• Goal of the exercise
Reproduce the listing word for word, leaving every picture behind.

/---

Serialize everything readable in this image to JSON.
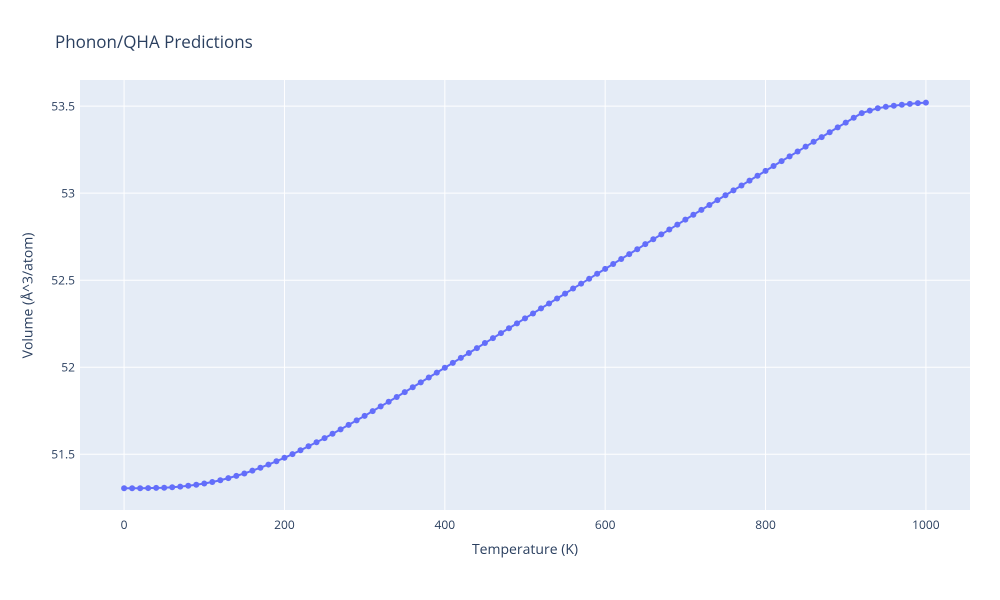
{
  "chart": {
    "type": "scatter-line",
    "title": "Phonon/QHA Predictions",
    "title_fontsize": 17,
    "title_color": "#2a3f5f",
    "xlabel": "Temperature (K)",
    "ylabel": "Volume (Å^3/atom)",
    "label_fontsize": 14,
    "label_color": "#2a3f5f",
    "tick_fontsize": 12,
    "tick_color": "#2a3f5f",
    "background_color": "#ffffff",
    "plot_bg_color": "#e5ecf6",
    "grid_color": "#ffffff",
    "xlim": [
      -55,
      1055
    ],
    "ylim": [
      51.18,
      53.65
    ],
    "xticks": [
      0,
      200,
      400,
      600,
      800,
      1000
    ],
    "yticks": [
      51.5,
      52,
      52.5,
      53,
      53.5
    ],
    "series": {
      "line_color": "#636efa",
      "marker_color": "#636efa",
      "line_width": 2,
      "marker_size": 6,
      "marker_style": "circle",
      "x": [
        0,
        10,
        20,
        30,
        40,
        50,
        60,
        70,
        80,
        90,
        100,
        110,
        120,
        130,
        140,
        150,
        160,
        170,
        180,
        190,
        200,
        210,
        220,
        230,
        240,
        250,
        260,
        270,
        280,
        290,
        300,
        310,
        320,
        330,
        340,
        350,
        360,
        370,
        380,
        390,
        400,
        410,
        420,
        430,
        440,
        450,
        460,
        470,
        480,
        490,
        500,
        510,
        520,
        530,
        540,
        550,
        560,
        570,
        580,
        590,
        600,
        610,
        620,
        630,
        640,
        650,
        660,
        670,
        680,
        690,
        700,
        710,
        720,
        730,
        740,
        750,
        760,
        770,
        780,
        790,
        800,
        810,
        820,
        830,
        840,
        850,
        860,
        870,
        880,
        890,
        900,
        910,
        920,
        930,
        940,
        950,
        960,
        970,
        980,
        990,
        1000
      ],
      "y": [
        51.305,
        51.305,
        51.305,
        51.306,
        51.307,
        51.308,
        51.311,
        51.314,
        51.319,
        51.325,
        51.332,
        51.341,
        51.351,
        51.363,
        51.376,
        51.39,
        51.406,
        51.423,
        51.441,
        51.46,
        51.48,
        51.501,
        51.523,
        51.546,
        51.569,
        51.593,
        51.618,
        51.643,
        51.669,
        51.695,
        51.721,
        51.748,
        51.775,
        51.802,
        51.829,
        51.857,
        51.885,
        51.913,
        51.941,
        51.969,
        51.997,
        52.025,
        52.054,
        52.082,
        52.11,
        52.139,
        52.167,
        52.196,
        52.224,
        52.252,
        52.281,
        52.309,
        52.338,
        52.366,
        52.395,
        52.423,
        52.452,
        52.48,
        52.508,
        52.537,
        52.565,
        52.593,
        52.622,
        52.65,
        52.678,
        52.707,
        52.735,
        52.763,
        52.791,
        52.819,
        52.848,
        52.876,
        52.904,
        52.932,
        52.96,
        52.988,
        53.016,
        53.044,
        53.072,
        53.1,
        53.128,
        53.156,
        53.184,
        53.211,
        53.239,
        53.267,
        53.295,
        53.322,
        53.35,
        53.378,
        53.405,
        53.433,
        53.46,
        53.474,
        53.488,
        53.496,
        53.502,
        53.508,
        53.513,
        53.517,
        53.52
      ]
    }
  }
}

\---

• Output for this exercise
Serialize everything readable in this image to JSON.
{
  "chart": {
    "type": "scatter-line",
    "title": "Phonon/QHA Predictions",
    "title_fontsize": 17,
    "title_color": "#2a3f5f",
    "xlabel": "Temperature (K)",
    "ylabel": "Volume (Å^3/atom)",
    "label_fontsize": 14,
    "label_color": "#2a3f5f",
    "tick_fontsize": 12,
    "tick_color": "#2a3f5f",
    "background_color": "#ffffff",
    "plot_bg_color": "#e5ecf6",
    "grid_color": "#ffffff",
    "xlim": [
      -55,
      1055
    ],
    "ylim": [
      51.18,
      53.65
    ],
    "xticks": [
      0,
      200,
      400,
      600,
      800,
      1000
    ],
    "yticks": [
      51.5,
      52,
      52.5,
      53,
      53.5
    ],
    "series": {
      "line_color": "#636efa",
      "marker_color": "#636efa",
      "line_width": 2,
      "marker_size": 6,
      "marker_style": "circle",
      "x": [
        0,
        10,
        20,
        30,
        40,
        50,
        60,
        70,
        80,
        90,
        100,
        110,
        120,
        130,
        140,
        150,
        160,
        170,
        180,
        190,
        200,
        210,
        220,
        230,
        240,
        250,
        260,
        270,
        280,
        290,
        300,
        310,
        320,
        330,
        340,
        350,
        360,
        370,
        380,
        390,
        400,
        410,
        420,
        430,
        440,
        450,
        460,
        470,
        480,
        490,
        500,
        510,
        520,
        530,
        540,
        550,
        560,
        570,
        580,
        590,
        600,
        610,
        620,
        630,
        640,
        650,
        660,
        670,
        680,
        690,
        700,
        710,
        720,
        730,
        740,
        750,
        760,
        770,
        780,
        790,
        800,
        810,
        820,
        830,
        840,
        850,
        860,
        870,
        880,
        890,
        900,
        910,
        920,
        930,
        940,
        950,
        960,
        970,
        980,
        990,
        1000
      ],
      "y": [
        51.305,
        51.305,
        51.305,
        51.306,
        51.307,
        51.308,
        51.311,
        51.314,
        51.319,
        51.325,
        51.332,
        51.341,
        51.351,
        51.363,
        51.376,
        51.39,
        51.406,
        51.423,
        51.441,
        51.46,
        51.48,
        51.501,
        51.523,
        51.546,
        51.569,
        51.593,
        51.618,
        51.643,
        51.669,
        51.695,
        51.721,
        51.748,
        51.775,
        51.802,
        51.829,
        51.857,
        51.885,
        51.913,
        51.941,
        51.969,
        51.997,
        52.025,
        52.054,
        52.082,
        52.11,
        52.139,
        52.167,
        52.196,
        52.224,
        52.252,
        52.281,
        52.309,
        52.338,
        52.366,
        52.395,
        52.423,
        52.452,
        52.48,
        52.508,
        52.537,
        52.565,
        52.593,
        52.622,
        52.65,
        52.678,
        52.707,
        52.735,
        52.763,
        52.791,
        52.819,
        52.848,
        52.876,
        52.904,
        52.932,
        52.96,
        52.988,
        53.016,
        53.044,
        53.072,
        53.1,
        53.128,
        53.156,
        53.184,
        53.211,
        53.239,
        53.267,
        53.295,
        53.322,
        53.35,
        53.378,
        53.405,
        53.433,
        53.46,
        53.474,
        53.488,
        53.496,
        53.502,
        53.508,
        53.513,
        53.517,
        53.52
      ]
    }
  }
}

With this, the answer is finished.